(Items from a data source):
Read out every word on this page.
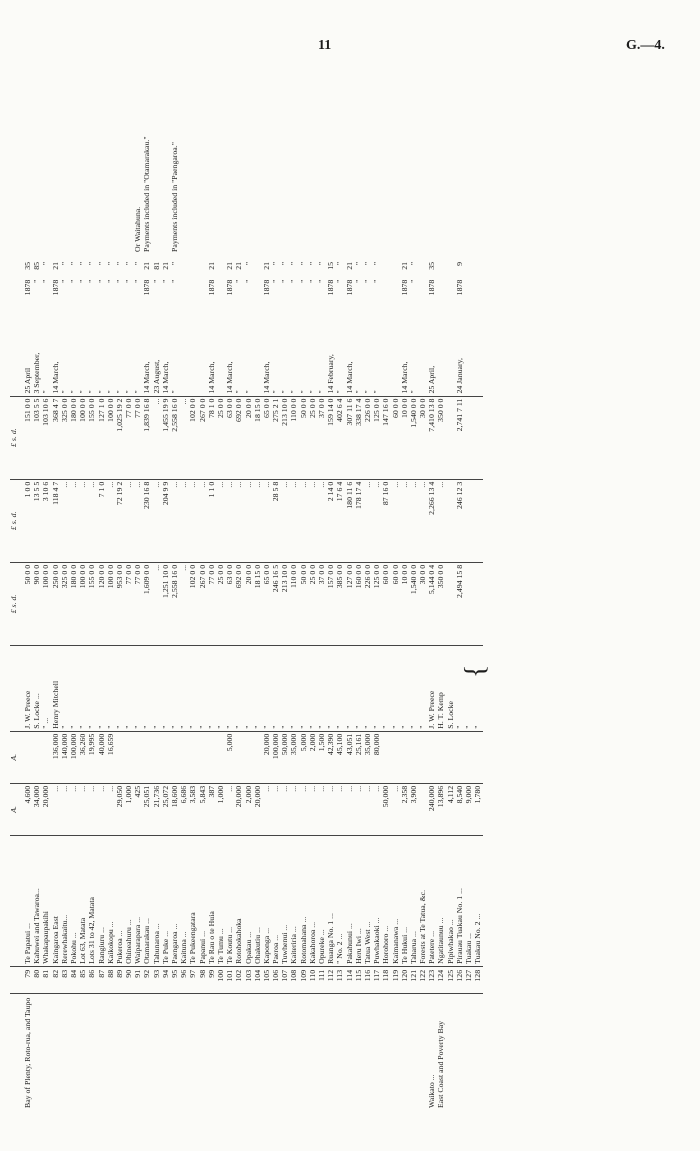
11	G.—4.
			A.	A.		£ s. d.	£ s. d.	£ s. d.				
Bay of Plenty, Roto-rua, and Taupo	79	Te Papatui ...	4,600		J. W. Preece	50 0 0	1 0 0	151 0 0	25 April	1878	35	
	80	Kahuwei and Tawaroa...	34,000		S. Locke ...	90 0 0	13 5 5	103 5 5	3 September,	"	85	
	81	Whakapaupakihi	20,000		" ...	100 0 0	3 10 6	103 10 6	"	"	"	
	82	Kaingaroa East	...	136,000	Henry Mitchell	250 0 0	118 4 7	368 4 7	14 March,	1878	21	
	83	Rerewhakaitu...	...	140,000	"	325 0 0	...	325 0 0	"	"	"	
	84	Pokohu ...	...	100,000	"	180 0 0	...	180 0 0	"	"	"	
	85	Lot 63, Matata	...	36,260	"	100 0 0	...	100 0 0	"	"	"	
	86	Lots 31 to 42, Matata	...	19,995	"	155 0 0	...	155 0 0	"	"	"	
	87	Rangiuru ...	...	40,000	"	120 0 0	7 1 0	127 1 0	"	"	"	
	88	Kaikokopu ...	...	16,659	"	100 0 0	...	100 0 0	"	"	"	
	89	Pukeroa ...	29,050		"	953 0 0	72 19 2	1,025 19 2	"	"	"	
	90	Ohineahuru ...	1,000		"	77 0 0	...	77 0 0	"	"	"	
	91	Waiparapara ...	425		"	77 0 0	...	77 0 0	"	"	"	Or Waitahuna.
	92	Otamarakau ...	25,051		"	1,609 0 0	230 16 8	1,839 16 8	14 March,	1878	21	Payments included in "Otamarakau."
	93	Tahunaroa ...	21,736		"	...	...	...	23 August,	"	81	
	94	Te Puke ...	25,072		"	1,251 10 0	204 9 9	1,455 19 9	14 March,	"	21	
	95	Paengaroa ...	18,600		"	2,558 16 0	...	2,558 16 0	"	"	"	Payments included in "Paengaroa."
	96	Kaituna ...	6,686		"	...	...	...				
	97	Te Pukeengatara	3,583		"	102 0 0	...	102 0 0				
	98	Papanui ...	5,843		"	267 0 0	...	267 0 0				
	99	Te Rau o te Huia	387		"	77 0 0	1 1 0	78 1 0	14 March,	1878	21	
	100	Te Tumu ...	1,000		"	25 0 0	...	25 0 0				
	101	Te Koutu ...	...	5,000	"	63 0 0	...	63 0 0	14 March,	1878	21	
	102	Rotohokahoka	20,000		"	692 0 0	...	692 0 0	"	"	21	
	103	Opakau ...	2,000		"	20 0 0	...	20 0 0	"	"	"	
	104	Ohakutiu ...	20,000		"	18 15 0	...	18 15 0				
	105	Kaponga ...	...	20,000	"	65 0 0	...	65 0 0	14 March,	1878	21	
	106	Paeroa ...	...	100,000	"	246 16 5	28 5 8	275 2 1	"	"	"	
	107	Tuwhenui ...	...	50,000	"	213 10 0	...	213 10 0	"	"	"	
	108	Kaiteriria ...	...	35,000	"	110 0 0	...	110 0 0	"	"	"	
	109	Rotomahana ...	...	5,000	"	50 0 0	...	50 0 0	"	"	"	
	110	Kakahoroa ...	...	2,000	"	25 0 0	...	25 0 0	"	"	"	
	111	Opureke ...	...	1,500	"	37 0 0	...	37 0 0	"	"	"	
	112	Ruanga No. 1 ...	...	42,390	"	157 0 0	2 14 0	159 14 0	14 February,	1878	15	
	113	" No. 2 ...	...	45,100	"	385 0 0	17 6 4	402 6 4	"	"	"	
	114	Pakahunui ...	...	43,051	"	127 0 0	180 11 6	307 11 6	14 March,	1878	21	
	115	Heru Iwi ...	...	25,161	"	160 0 0	178 17 4	338 17 4	"	"	"	
	116	Tatua West ...	...	35,000	"	226 0 0	...	226 0 0	"	"	"	
	117	Puwhakaoki ...	...	80,000	"	125 0 0	...	125 0 0	"	"	"	
	118	Horohoro ...	50,000		"	60 0 0	87 16 0	147 16 0				
	119	Kaimanawa ...	...		"	60 0 0	...	60 0 0				
	120	Te Hukui ...	2,358		"	10 0 0	...	10 0 0	14 March,	1878	21	
	121	Taharua ...	3,900		"	1,540 0 0	...	1,540 0 0	"	"	"	
	122	Forests at Te Tatua, &c.			"	30 0 0	...	30 0 0				
Waikato ...	123	Patetere ...	240,000		J. W. Preece	5,144 0 4	2,266 13 4	7,410 13 8	25 April,	1878	35	
East Coast and Poverty Bay	124	Ngatitaunuu ...	13,896		H. T. Kemp	350 0 0	...	350 0 0				
	125	Pipiwhakao ...	4,112		S. Locke							
	126	Pirauau Tuakau No. 1 ...	8,540		"	2,494 15 8	246 12 3	2,741 7 11	24 January,	1878	9	
	127	Tuakau ...	9,000		"							
	128	Tuakau No. 2 ...	1,780		"							
{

(WHAT IS NEEDED): Retype the data above exactly; pictures are not part of the copy.

(RESPONSE TO THIS TASK):
Read out every word on this page.
11	G.—4.
			A.	A.		£ s. d.	£ s. d.	£ s. d.				
Bay of Plenty, Roto-rua, and Taupo	79	Te Papatui ...	4,600		J. W. Preece	50 0 0	1 0 0	151 0 0	25 April	1878	35	
	80	Kahuwei and Tawaroa...	34,000		S. Locke ...	90 0 0	13 5 5	103 5 5	3 September,	"	85	
	81	Whakapaupakihi	20,000		" ...	100 0 0	3 10 6	103 10 6	"	"	"	
	82	Kaingaroa East	...	136,000	Henry Mitchell	250 0 0	118 4 7	368 4 7	14 March,	1878	21	
	83	Rerewhakaitu...	...	140,000	"	325 0 0	...	325 0 0	"	"	"	
	84	Pokohu ...	...	100,000	"	180 0 0	...	180 0 0	"	"	"	
	85	Lot 63, Matata	...	36,260	"	100 0 0	...	100 0 0	"	"	"	
	86	Lots 31 to 42, Matata	...	19,995	"	155 0 0	...	155 0 0	"	"	"	
	87	Rangiuru ...	...	40,000	"	120 0 0	7 1 0	127 1 0	"	"	"	
	88	Kaikokopu ...	...	16,659	"	100 0 0	...	100 0 0	"	"	"	
	89	Pukeroa ...	29,050		"	953 0 0	72 19 2	1,025 19 2	"	"	"	
	90	Ohineahuru ...	1,000		"	77 0 0	...	77 0 0	"	"	"	
	91	Waiparapara ...	425		"	77 0 0	...	77 0 0	"	"	"	Or Waitahuna.
	92	Otamarakau ...	25,051		"	1,609 0 0	230 16 8	1,839 16 8	14 March,	1878	21	Payments included in "Otamarakau."
	93	Tahunaroa ...	21,736		"	...	...	...	23 August,	"	81	
	94	Te Puke ...	25,072		"	1,251 10 0	204 9 9	1,455 19 9	14 March,	"	21	
	95	Paengaroa ...	18,600		"	2,558 16 0	...	2,558 16 0	"	"	"	Payments included in "Paengaroa."
	96	Kaituna ...	6,686		"	...	...	...				
	97	Te Pukeengatara	3,583		"	102 0 0	...	102 0 0				
	98	Papanui ...	5,843		"	267 0 0	...	267 0 0				
	99	Te Rau o te Huia	387		"	77 0 0	1 1 0	78 1 0	14 March,	1878	21	
	100	Te Tumu ...	1,000		"	25 0 0	...	25 0 0				
	101	Te Koutu ...	...	5,000	"	63 0 0	...	63 0 0	14 March,	1878	21	
	102	Rotohokahoka	20,000		"	692 0 0	...	692 0 0	"	"	21	
	103	Opakau ...	2,000		"	20 0 0	...	20 0 0	"	"	"	
	104	Ohakutiu ...	20,000		"	18 15 0	...	18 15 0				
	105	Kaponga ...	...	20,000	"	65 0 0	...	65 0 0	14 March,	1878	21	
	106	Paeroa ...	...	100,000	"	246 16 5	28 5 8	275 2 1	"	"	"	
	107	Tuwhenui ...	...	50,000	"	213 10 0	...	213 10 0	"	"	"	
	108	Kaiteriria ...	...	35,000	"	110 0 0	...	110 0 0	"	"	"	
	109	Rotomahana ...	...	5,000	"	50 0 0	...	50 0 0	"	"	"	
	110	Kakahoroa ...	...	2,000	"	25 0 0	...	25 0 0	"	"	"	
	111	Opureke ...	...	1,500	"	37 0 0	...	37 0 0	"	"	"	
	112	Ruanga No. 1 ...	...	42,390	"	157 0 0	2 14 0	159 14 0	14 February,	1878	15	
	113	" No. 2 ...	...	45,100	"	385 0 0	17 6 4	402 6 4	"	"	"	
	114	Pakahunui ...	...	43,051	"	127 0 0	180 11 6	307 11 6	14 March,	1878	21	
	115	Heru Iwi ...	...	25,161	"	160 0 0	178 17 4	338 17 4	"	"	"	
	116	Tatua West ...	...	35,000	"	226 0 0	...	226 0 0	"	"	"	
	117	Puwhakaoki ...	...	80,000	"	125 0 0	...	125 0 0	"	"	"	
	118	Horohoro ...	50,000		"	60 0 0	87 16 0	147 16 0				
	119	Kaimanawa ...	...		"	60 0 0	...	60 0 0				
	120	Te Hukui ...	2,358		"	10 0 0	...	10 0 0	14 March,	1878	21	
	121	Taharua ...	3,900		"	1,540 0 0	...	1,540 0 0	"	"	"	
	122	Forests at Te Tatua, &c.			"	30 0 0	...	30 0 0				
Waikato ...	123	Patetere ...	240,000		J. W. Preece	5,144 0 4	2,266 13 4	7,410 13 8	25 April,	1878	35	
East Coast and Poverty Bay	124	Ngatitaunuu ...	13,896		H. T. Kemp	350 0 0	...	350 0 0				
	125	Pipiwhakao ...	4,112		S. Locke							
	126	Pirauau Tuakau No. 1 ...	8,540		"	2,494 15 8	246 12 3	2,741 7 11	24 January,	1878	9	
	127	Tuakau ...	9,000		"							
	128	Tuakau No. 2 ...	1,780		"							
{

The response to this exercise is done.